WHAT TO PRODUCE: Tally up the lines carrying the string "ResNet" and respond with only the resulting number.

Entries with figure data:
Begin

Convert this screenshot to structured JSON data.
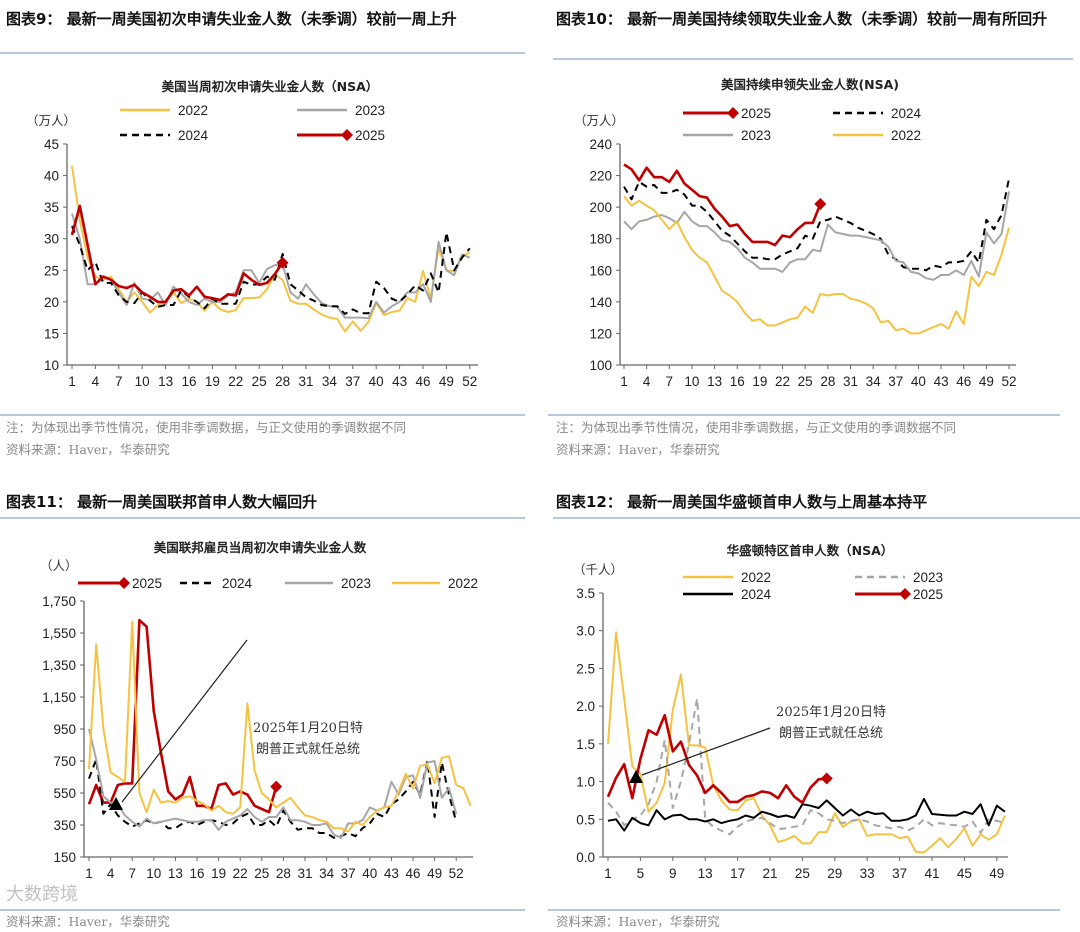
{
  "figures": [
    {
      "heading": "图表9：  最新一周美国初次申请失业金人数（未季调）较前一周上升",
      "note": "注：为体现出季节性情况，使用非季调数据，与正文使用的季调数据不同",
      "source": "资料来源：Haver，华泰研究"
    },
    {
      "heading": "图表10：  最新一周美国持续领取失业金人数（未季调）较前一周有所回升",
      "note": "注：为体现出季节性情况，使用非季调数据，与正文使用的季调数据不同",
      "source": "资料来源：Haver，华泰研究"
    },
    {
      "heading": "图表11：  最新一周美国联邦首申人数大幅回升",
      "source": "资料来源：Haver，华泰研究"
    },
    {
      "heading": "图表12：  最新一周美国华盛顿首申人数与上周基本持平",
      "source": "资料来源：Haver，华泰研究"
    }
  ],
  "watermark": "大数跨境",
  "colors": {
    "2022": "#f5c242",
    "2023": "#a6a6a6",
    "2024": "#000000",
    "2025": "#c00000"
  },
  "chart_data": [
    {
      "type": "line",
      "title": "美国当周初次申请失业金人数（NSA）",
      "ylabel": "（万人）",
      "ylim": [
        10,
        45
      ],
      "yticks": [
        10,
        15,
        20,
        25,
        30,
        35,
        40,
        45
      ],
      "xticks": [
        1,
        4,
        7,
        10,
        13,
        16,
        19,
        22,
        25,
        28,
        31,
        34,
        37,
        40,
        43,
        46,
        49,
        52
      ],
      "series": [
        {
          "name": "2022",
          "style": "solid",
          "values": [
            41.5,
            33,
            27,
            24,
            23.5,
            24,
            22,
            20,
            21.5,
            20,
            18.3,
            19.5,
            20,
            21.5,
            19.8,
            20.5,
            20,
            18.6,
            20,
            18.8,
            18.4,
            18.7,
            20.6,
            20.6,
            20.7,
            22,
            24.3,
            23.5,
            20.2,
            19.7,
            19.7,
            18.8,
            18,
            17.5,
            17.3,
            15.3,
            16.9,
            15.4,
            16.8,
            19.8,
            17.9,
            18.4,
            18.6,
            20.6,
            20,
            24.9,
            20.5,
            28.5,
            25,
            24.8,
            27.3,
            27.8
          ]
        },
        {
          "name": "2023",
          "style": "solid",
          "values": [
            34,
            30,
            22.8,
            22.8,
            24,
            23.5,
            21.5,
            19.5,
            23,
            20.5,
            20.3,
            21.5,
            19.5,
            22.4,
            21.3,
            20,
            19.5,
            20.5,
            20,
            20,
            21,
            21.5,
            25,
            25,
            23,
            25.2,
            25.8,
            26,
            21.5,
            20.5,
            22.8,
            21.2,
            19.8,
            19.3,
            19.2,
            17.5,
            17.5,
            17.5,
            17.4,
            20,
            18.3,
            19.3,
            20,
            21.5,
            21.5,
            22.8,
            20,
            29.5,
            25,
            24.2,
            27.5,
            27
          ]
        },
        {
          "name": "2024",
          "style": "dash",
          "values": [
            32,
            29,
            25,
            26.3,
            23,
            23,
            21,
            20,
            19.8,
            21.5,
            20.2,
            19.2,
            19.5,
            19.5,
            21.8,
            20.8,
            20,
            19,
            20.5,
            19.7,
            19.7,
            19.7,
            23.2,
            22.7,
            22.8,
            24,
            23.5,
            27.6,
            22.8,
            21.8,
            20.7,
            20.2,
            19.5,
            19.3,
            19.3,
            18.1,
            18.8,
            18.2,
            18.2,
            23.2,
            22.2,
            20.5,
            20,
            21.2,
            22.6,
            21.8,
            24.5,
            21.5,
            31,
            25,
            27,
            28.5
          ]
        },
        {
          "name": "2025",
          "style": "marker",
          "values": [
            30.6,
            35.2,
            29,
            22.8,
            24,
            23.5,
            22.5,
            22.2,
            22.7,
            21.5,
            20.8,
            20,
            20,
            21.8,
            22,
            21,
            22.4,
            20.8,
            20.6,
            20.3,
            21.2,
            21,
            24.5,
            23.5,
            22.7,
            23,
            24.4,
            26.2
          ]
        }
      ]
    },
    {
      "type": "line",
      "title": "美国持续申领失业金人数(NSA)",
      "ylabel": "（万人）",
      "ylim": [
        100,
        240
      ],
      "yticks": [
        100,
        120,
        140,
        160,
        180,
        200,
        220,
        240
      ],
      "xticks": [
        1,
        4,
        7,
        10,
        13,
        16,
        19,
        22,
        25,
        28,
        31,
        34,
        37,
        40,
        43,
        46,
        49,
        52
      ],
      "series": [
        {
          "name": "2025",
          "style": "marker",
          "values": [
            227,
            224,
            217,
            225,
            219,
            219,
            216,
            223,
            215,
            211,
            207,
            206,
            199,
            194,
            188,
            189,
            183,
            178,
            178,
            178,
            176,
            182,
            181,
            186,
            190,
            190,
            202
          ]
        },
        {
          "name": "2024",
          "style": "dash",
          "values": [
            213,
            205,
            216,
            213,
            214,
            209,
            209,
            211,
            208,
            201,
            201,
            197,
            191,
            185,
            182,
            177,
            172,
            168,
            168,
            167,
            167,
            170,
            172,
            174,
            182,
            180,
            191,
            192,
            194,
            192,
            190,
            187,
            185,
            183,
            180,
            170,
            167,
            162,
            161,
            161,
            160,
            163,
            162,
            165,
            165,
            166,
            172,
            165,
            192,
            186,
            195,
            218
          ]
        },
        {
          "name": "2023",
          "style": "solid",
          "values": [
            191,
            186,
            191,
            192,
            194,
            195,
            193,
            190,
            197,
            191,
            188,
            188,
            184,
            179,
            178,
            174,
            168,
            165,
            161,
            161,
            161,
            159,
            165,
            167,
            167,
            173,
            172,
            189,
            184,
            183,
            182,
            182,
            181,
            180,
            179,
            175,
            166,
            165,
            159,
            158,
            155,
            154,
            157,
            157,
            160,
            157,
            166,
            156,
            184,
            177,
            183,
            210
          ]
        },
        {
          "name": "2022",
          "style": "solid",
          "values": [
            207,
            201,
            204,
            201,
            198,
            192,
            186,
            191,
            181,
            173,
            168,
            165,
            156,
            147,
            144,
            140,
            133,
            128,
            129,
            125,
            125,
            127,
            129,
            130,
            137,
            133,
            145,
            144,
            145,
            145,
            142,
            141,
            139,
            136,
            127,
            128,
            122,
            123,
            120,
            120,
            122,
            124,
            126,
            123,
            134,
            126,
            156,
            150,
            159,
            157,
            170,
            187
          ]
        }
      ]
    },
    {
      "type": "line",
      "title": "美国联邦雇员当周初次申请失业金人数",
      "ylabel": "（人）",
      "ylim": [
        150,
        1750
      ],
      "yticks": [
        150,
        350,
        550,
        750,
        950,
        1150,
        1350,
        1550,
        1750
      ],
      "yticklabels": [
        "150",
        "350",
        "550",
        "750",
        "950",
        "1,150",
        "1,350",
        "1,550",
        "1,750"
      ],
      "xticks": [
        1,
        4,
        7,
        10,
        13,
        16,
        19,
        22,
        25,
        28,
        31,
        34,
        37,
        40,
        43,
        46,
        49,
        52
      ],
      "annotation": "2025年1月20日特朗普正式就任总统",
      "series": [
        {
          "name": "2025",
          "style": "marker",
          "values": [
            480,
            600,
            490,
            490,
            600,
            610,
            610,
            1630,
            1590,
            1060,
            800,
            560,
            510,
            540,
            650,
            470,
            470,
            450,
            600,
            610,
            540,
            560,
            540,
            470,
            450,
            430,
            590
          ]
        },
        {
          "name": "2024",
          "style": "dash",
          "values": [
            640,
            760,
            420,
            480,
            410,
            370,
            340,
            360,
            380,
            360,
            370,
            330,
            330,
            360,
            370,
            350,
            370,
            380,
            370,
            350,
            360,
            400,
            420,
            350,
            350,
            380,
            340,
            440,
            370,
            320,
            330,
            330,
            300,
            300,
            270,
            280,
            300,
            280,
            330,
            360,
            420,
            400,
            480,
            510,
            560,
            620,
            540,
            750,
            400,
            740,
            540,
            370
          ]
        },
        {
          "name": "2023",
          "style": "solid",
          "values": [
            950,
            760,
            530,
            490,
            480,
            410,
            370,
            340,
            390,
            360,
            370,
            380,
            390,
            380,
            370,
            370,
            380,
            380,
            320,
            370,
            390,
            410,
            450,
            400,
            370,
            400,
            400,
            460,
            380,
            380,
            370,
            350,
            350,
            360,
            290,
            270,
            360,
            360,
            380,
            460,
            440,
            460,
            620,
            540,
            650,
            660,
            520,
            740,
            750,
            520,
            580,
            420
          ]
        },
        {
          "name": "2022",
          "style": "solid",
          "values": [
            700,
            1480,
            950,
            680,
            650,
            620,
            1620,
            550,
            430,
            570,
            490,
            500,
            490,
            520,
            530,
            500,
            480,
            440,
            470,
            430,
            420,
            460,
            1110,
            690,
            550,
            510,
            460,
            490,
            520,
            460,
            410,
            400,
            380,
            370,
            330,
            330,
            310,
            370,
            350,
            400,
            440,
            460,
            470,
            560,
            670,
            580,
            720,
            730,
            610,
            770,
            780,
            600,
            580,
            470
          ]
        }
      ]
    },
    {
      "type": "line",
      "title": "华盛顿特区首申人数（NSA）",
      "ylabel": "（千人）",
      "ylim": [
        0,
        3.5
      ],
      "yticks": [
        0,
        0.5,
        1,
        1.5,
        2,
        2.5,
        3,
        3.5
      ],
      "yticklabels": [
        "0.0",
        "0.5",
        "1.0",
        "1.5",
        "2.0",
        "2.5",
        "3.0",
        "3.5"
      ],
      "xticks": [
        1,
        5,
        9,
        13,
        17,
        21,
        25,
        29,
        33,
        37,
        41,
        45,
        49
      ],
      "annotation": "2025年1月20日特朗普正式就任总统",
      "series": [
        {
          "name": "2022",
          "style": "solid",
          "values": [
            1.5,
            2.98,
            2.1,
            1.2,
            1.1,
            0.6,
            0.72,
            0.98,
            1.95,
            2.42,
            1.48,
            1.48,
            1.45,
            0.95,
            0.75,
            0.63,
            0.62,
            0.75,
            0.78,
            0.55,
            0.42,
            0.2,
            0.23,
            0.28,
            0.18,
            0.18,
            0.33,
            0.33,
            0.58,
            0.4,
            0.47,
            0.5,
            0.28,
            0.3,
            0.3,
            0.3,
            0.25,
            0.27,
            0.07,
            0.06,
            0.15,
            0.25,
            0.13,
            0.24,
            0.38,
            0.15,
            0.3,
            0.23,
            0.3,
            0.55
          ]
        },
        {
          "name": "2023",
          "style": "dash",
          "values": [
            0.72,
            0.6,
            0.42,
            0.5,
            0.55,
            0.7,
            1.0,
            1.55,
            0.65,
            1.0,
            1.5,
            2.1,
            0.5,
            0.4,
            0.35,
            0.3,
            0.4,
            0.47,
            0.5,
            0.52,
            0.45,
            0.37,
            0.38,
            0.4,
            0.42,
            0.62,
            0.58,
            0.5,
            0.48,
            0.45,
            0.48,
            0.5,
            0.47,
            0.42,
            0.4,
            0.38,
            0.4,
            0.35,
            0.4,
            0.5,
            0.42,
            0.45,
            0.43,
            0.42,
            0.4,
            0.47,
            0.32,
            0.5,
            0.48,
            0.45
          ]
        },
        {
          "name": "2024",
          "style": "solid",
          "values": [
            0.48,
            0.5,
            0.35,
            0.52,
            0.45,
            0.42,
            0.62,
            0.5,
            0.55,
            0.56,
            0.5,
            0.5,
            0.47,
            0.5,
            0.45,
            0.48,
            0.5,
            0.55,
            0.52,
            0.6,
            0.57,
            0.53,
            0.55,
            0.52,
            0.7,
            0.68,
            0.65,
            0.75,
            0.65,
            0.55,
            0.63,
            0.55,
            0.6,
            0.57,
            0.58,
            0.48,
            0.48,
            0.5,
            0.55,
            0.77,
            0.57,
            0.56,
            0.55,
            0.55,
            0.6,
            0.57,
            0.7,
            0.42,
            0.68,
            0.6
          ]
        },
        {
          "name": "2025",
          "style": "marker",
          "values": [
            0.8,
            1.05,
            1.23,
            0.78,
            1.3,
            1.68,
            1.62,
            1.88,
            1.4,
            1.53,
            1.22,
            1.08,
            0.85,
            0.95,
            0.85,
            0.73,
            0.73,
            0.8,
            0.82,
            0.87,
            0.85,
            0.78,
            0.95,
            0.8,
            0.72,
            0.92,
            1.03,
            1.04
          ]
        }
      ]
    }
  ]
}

End
Begin

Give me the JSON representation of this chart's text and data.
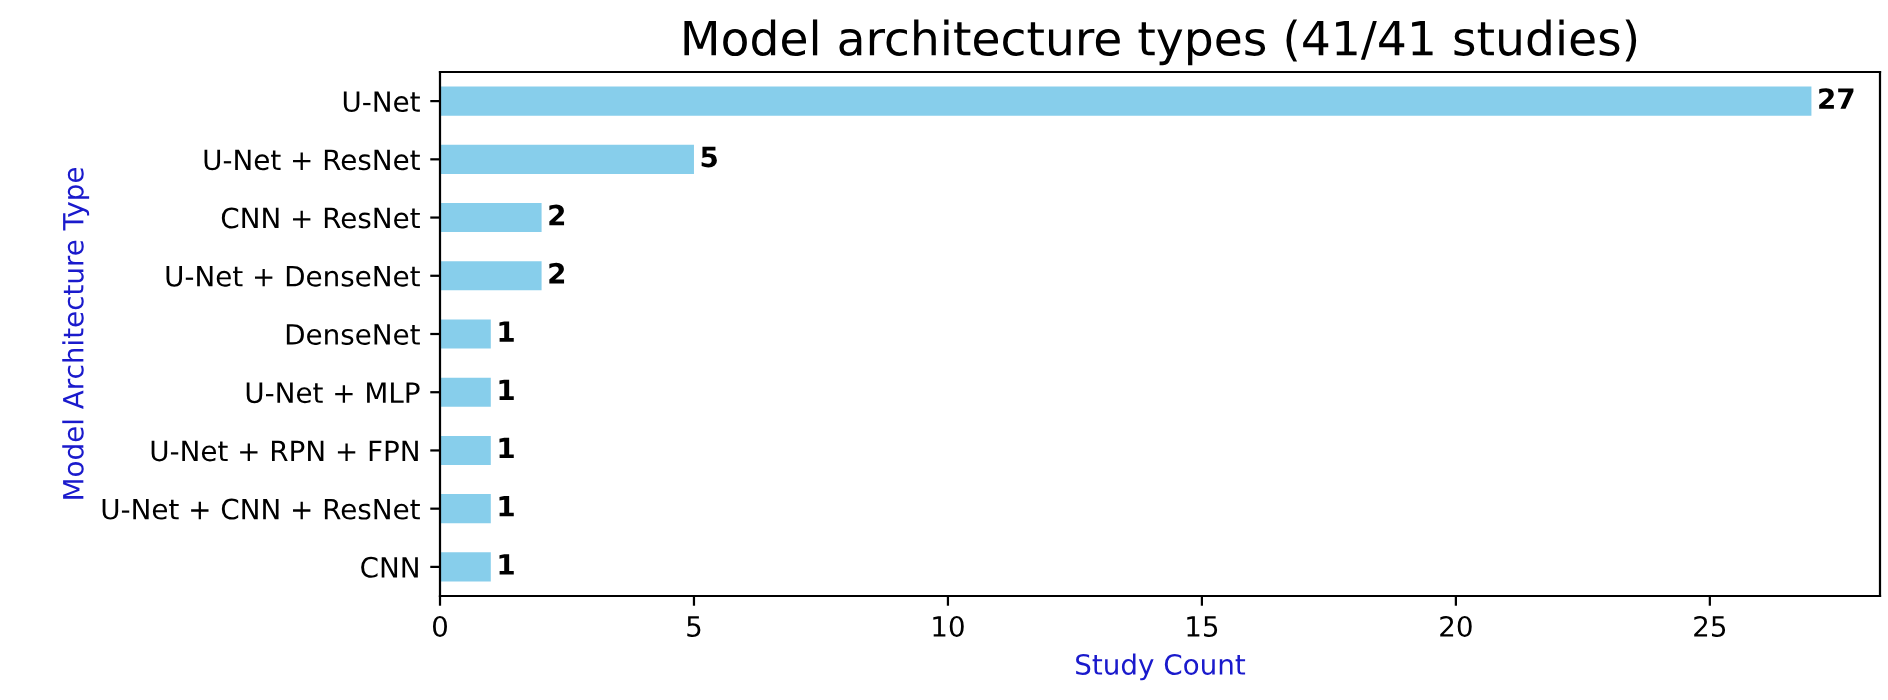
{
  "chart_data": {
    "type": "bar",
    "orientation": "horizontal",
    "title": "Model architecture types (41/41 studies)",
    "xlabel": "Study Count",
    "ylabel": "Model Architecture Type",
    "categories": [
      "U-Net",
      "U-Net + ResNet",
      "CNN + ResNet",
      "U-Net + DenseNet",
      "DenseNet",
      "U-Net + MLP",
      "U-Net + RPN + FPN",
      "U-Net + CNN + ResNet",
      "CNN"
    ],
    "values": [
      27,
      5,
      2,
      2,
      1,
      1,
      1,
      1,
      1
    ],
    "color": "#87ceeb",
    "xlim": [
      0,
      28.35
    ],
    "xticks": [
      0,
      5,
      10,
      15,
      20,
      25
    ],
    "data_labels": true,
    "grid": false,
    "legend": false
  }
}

End

WORKED ANSWER: 3